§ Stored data
╔══

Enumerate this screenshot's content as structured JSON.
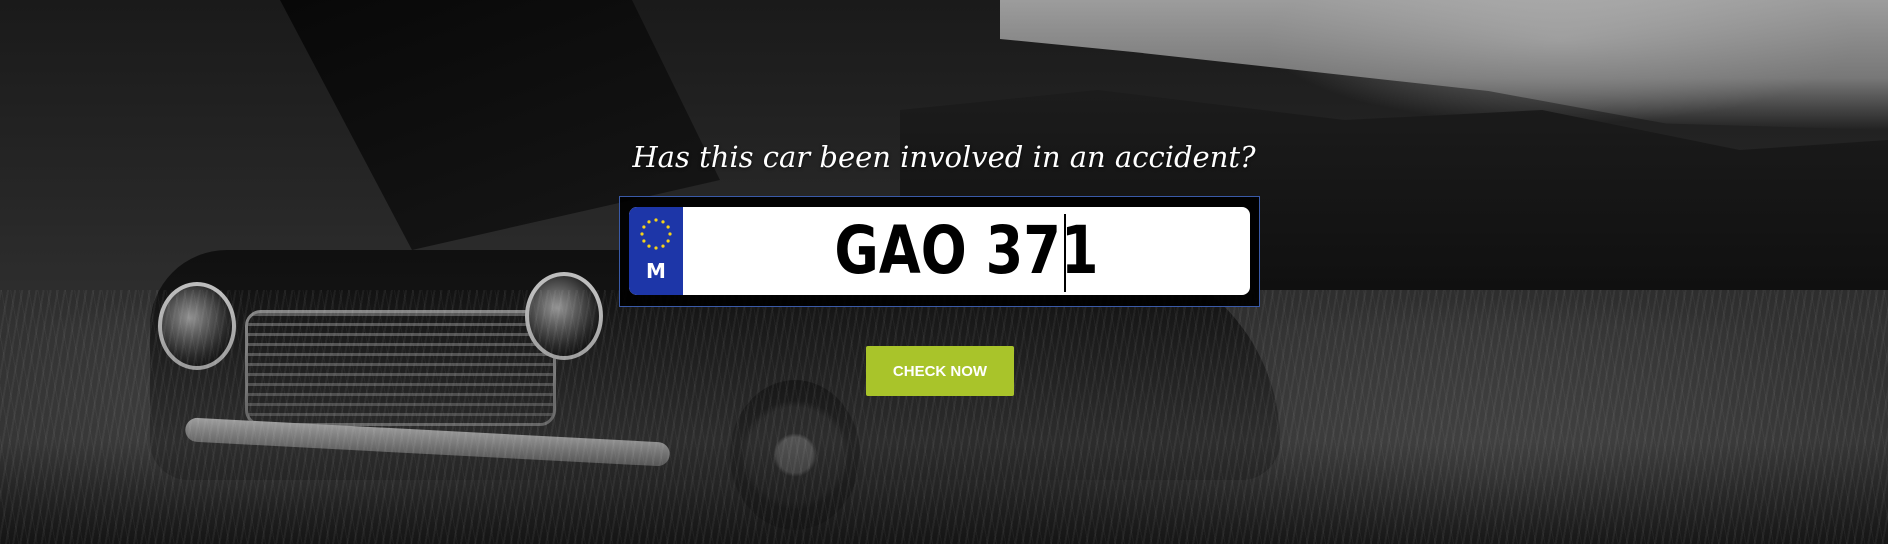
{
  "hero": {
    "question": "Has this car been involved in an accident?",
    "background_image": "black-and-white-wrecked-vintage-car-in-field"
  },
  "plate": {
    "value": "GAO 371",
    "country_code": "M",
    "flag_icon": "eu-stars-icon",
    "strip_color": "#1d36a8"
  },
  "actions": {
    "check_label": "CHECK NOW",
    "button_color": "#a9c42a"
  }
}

╚══

§ Work instructions
Your task is to copy the entries in full and exactly, without any images.

§ Response below
Enumerate this screenshot's content as structured JSON.
{
  "hero": {
    "question": "Has this car been involved in an accident?",
    "background_image": "black-and-white-wrecked-vintage-car-in-field"
  },
  "plate": {
    "value": "GAO 371",
    "country_code": "M",
    "flag_icon": "eu-stars-icon",
    "strip_color": "#1d36a8"
  },
  "actions": {
    "check_label": "CHECK NOW",
    "button_color": "#a9c42a"
  }
}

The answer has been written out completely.